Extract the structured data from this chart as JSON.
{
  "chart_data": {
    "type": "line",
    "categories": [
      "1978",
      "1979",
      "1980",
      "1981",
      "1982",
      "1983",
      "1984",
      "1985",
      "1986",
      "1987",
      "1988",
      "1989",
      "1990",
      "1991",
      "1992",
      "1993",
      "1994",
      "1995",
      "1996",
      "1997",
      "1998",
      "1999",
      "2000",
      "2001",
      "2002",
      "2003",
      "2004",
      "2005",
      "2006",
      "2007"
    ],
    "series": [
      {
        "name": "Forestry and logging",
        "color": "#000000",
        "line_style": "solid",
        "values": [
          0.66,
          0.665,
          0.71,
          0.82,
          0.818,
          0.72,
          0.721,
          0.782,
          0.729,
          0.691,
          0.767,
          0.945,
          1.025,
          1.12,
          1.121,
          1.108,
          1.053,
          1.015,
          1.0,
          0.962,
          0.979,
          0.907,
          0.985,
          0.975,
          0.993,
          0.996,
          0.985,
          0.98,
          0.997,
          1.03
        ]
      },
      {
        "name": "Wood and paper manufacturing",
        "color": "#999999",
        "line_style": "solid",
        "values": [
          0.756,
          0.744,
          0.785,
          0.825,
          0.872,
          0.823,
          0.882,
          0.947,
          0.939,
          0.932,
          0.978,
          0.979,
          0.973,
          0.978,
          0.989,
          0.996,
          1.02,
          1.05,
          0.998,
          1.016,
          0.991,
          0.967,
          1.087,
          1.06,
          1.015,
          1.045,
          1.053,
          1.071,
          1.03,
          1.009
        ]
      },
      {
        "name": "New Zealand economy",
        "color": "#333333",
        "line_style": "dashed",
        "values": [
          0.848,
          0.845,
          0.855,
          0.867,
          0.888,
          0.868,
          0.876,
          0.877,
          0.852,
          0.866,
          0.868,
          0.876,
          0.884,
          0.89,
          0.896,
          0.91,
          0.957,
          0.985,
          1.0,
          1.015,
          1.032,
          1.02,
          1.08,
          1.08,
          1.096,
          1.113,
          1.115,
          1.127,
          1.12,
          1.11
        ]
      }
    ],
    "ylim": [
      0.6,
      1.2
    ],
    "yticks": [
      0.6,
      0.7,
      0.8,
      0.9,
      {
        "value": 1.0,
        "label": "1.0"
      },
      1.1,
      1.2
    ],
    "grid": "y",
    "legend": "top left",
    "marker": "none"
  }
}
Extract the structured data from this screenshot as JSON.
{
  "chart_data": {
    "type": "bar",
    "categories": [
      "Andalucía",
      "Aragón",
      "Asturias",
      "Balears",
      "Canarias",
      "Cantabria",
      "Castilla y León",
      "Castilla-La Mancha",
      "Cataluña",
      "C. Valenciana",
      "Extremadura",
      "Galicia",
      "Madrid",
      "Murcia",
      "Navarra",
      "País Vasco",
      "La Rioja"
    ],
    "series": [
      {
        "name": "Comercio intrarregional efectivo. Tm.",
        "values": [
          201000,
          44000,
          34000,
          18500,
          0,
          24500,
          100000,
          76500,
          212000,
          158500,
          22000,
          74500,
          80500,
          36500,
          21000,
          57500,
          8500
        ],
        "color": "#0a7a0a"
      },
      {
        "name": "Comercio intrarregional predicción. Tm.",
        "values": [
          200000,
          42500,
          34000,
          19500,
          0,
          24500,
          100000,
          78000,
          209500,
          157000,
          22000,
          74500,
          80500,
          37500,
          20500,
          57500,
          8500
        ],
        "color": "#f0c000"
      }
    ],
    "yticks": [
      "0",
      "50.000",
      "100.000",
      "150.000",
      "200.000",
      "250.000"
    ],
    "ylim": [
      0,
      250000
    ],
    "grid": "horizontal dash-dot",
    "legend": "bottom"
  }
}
==
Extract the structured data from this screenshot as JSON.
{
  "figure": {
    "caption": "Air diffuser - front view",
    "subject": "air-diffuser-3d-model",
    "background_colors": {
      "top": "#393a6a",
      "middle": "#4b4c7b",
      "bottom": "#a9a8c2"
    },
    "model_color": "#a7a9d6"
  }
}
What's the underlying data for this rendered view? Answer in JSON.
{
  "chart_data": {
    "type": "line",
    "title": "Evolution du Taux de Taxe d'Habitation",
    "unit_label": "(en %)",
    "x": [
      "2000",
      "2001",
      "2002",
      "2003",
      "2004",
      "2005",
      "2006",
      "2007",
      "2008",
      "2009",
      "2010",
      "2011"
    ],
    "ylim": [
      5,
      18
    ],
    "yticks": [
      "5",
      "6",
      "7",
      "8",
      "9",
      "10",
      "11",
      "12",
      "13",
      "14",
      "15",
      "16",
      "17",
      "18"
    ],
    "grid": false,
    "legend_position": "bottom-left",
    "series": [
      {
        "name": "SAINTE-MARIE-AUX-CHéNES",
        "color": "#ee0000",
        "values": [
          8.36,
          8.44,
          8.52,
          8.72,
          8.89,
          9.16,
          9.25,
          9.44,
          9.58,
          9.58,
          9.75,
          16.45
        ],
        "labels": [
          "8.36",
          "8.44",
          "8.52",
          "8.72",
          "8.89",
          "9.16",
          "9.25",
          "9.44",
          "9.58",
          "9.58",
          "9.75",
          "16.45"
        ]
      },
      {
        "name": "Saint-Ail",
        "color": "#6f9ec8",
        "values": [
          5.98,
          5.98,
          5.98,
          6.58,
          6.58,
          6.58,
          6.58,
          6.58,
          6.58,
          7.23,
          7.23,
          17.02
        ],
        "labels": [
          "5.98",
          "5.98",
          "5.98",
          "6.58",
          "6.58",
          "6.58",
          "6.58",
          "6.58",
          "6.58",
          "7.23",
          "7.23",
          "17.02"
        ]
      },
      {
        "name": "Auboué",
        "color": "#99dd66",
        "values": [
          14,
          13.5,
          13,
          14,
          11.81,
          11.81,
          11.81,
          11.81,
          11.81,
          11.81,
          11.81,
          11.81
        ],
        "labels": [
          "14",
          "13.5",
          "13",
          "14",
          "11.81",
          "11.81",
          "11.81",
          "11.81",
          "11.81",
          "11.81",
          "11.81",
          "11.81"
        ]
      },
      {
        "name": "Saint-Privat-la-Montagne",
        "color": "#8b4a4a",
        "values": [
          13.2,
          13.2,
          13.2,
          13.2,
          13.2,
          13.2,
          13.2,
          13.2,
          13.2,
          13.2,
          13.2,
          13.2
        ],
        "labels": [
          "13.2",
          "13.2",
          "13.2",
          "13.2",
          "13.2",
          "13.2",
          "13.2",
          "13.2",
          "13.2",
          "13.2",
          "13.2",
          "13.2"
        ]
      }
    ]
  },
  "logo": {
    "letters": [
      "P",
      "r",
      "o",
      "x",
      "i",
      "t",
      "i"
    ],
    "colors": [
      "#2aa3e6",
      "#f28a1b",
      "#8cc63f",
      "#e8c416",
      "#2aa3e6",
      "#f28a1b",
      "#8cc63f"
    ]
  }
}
---
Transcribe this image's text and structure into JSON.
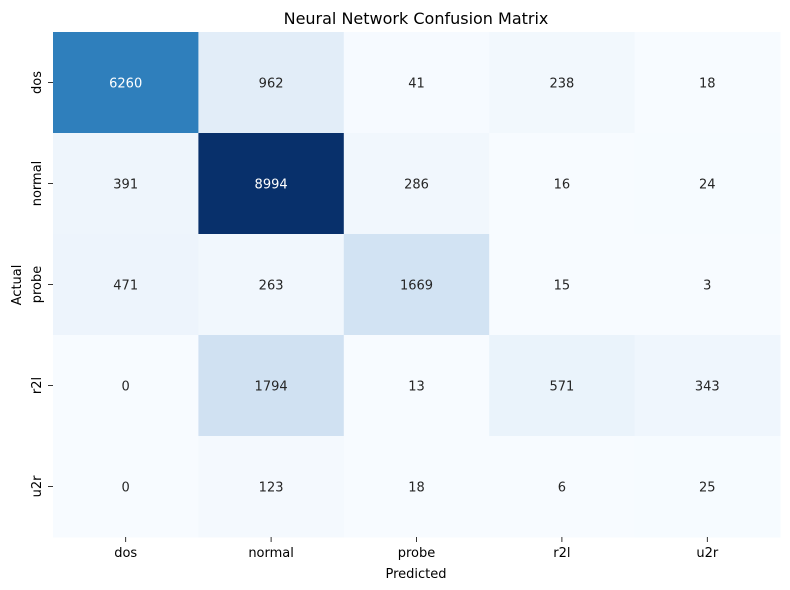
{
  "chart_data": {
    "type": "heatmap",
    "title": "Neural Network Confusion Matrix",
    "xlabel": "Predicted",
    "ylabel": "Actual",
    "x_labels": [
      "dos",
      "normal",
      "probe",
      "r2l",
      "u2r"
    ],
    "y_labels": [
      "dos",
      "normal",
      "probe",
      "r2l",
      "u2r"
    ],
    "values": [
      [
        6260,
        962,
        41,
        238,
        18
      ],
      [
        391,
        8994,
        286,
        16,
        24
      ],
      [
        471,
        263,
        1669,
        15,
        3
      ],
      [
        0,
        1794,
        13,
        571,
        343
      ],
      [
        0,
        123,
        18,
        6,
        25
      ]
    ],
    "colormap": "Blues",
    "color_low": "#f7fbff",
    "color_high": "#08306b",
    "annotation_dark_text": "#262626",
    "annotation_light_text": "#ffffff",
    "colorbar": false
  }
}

> _GIVEN REQUEST_
Check every line of the data, and copy the ones that contain "type".

> _ANSWER_
    "type": "line",
    "type": "bar",
    "type": "line",
    "type": "heatmap",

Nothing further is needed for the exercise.